[Stored items from a collection]
******

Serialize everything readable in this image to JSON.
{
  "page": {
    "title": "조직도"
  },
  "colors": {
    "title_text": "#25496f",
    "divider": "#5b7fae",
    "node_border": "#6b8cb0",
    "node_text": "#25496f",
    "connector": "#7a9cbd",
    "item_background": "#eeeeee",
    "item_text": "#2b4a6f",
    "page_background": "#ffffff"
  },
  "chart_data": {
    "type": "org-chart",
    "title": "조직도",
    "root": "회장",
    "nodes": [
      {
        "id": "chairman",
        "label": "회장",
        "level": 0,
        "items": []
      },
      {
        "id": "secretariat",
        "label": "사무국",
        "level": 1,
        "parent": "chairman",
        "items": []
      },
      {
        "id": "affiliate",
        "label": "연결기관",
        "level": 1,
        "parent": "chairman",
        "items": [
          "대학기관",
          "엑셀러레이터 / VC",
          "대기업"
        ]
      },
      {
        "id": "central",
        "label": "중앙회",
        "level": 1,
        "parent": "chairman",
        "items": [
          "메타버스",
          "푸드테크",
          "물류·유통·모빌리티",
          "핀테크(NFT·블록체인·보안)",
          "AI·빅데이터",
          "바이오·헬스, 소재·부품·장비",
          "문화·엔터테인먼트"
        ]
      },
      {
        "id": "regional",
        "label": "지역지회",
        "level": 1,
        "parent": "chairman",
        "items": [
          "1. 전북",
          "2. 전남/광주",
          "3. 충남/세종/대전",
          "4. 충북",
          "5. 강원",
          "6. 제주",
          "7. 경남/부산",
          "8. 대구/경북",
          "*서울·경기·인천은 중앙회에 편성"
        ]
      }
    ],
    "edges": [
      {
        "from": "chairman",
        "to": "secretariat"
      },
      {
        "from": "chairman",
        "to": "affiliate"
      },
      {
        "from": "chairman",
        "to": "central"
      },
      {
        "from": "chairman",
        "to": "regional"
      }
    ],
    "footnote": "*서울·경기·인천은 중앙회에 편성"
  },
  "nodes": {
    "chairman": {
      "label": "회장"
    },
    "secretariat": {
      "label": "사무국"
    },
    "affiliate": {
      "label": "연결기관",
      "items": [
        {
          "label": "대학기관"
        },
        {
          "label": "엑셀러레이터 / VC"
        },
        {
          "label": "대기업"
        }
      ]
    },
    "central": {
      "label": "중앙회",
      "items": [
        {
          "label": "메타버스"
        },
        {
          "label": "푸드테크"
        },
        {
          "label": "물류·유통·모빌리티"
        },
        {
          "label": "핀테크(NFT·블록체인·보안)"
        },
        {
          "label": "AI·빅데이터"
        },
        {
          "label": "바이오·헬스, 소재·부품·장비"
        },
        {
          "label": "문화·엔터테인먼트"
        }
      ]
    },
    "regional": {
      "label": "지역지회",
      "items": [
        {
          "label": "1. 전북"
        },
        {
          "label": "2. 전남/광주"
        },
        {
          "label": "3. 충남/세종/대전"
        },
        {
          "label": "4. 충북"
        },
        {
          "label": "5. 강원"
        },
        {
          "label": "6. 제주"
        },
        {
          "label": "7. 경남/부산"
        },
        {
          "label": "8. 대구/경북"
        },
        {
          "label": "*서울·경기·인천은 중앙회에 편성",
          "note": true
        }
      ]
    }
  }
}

******

EXERCISE REQUIREMENTS
Each entry above is to be printed again exactly.

THE SOLUTION
Serialize everything readable in this image to JSON.
{
  "page": {
    "title": "조직도"
  },
  "colors": {
    "title_text": "#25496f",
    "divider": "#5b7fae",
    "node_border": "#6b8cb0",
    "node_text": "#25496f",
    "connector": "#7a9cbd",
    "item_background": "#eeeeee",
    "item_text": "#2b4a6f",
    "page_background": "#ffffff"
  },
  "chart_data": {
    "type": "org-chart",
    "title": "조직도",
    "root": "회장",
    "nodes": [
      {
        "id": "chairman",
        "label": "회장",
        "level": 0,
        "items": []
      },
      {
        "id": "secretariat",
        "label": "사무국",
        "level": 1,
        "parent": "chairman",
        "items": []
      },
      {
        "id": "affiliate",
        "label": "연결기관",
        "level": 1,
        "parent": "chairman",
        "items": [
          "대학기관",
          "엑셀러레이터 / VC",
          "대기업"
        ]
      },
      {
        "id": "central",
        "label": "중앙회",
        "level": 1,
        "parent": "chairman",
        "items": [
          "메타버스",
          "푸드테크",
          "물류·유통·모빌리티",
          "핀테크(NFT·블록체인·보안)",
          "AI·빅데이터",
          "바이오·헬스, 소재·부품·장비",
          "문화·엔터테인먼트"
        ]
      },
      {
        "id": "regional",
        "label": "지역지회",
        "level": 1,
        "parent": "chairman",
        "items": [
          "1. 전북",
          "2. 전남/광주",
          "3. 충남/세종/대전",
          "4. 충북",
          "5. 강원",
          "6. 제주",
          "7. 경남/부산",
          "8. 대구/경북",
          "*서울·경기·인천은 중앙회에 편성"
        ]
      }
    ],
    "edges": [
      {
        "from": "chairman",
        "to": "secretariat"
      },
      {
        "from": "chairman",
        "to": "affiliate"
      },
      {
        "from": "chairman",
        "to": "central"
      },
      {
        "from": "chairman",
        "to": "regional"
      }
    ],
    "footnote": "*서울·경기·인천은 중앙회에 편성"
  },
  "nodes": {
    "chairman": {
      "label": "회장"
    },
    "secretariat": {
      "label": "사무국"
    },
    "affiliate": {
      "label": "연결기관",
      "items": [
        {
          "label": "대학기관"
        },
        {
          "label": "엑셀러레이터 / VC"
        },
        {
          "label": "대기업"
        }
      ]
    },
    "central": {
      "label": "중앙회",
      "items": [
        {
          "label": "메타버스"
        },
        {
          "label": "푸드테크"
        },
        {
          "label": "물류·유통·모빌리티"
        },
        {
          "label": "핀테크(NFT·블록체인·보안)"
        },
        {
          "label": "AI·빅데이터"
        },
        {
          "label": "바이오·헬스, 소재·부품·장비"
        },
        {
          "label": "문화·엔터테인먼트"
        }
      ]
    },
    "regional": {
      "label": "지역지회",
      "items": [
        {
          "label": "1. 전북"
        },
        {
          "label": "2. 전남/광주"
        },
        {
          "label": "3. 충남/세종/대전"
        },
        {
          "label": "4. 충북"
        },
        {
          "label": "5. 강원"
        },
        {
          "label": "6. 제주"
        },
        {
          "label": "7. 경남/부산"
        },
        {
          "label": "8. 대구/경북"
        },
        {
          "label": "*서울·경기·인천은 중앙회에 편성",
          "note": true
        }
      ]
    }
  }
}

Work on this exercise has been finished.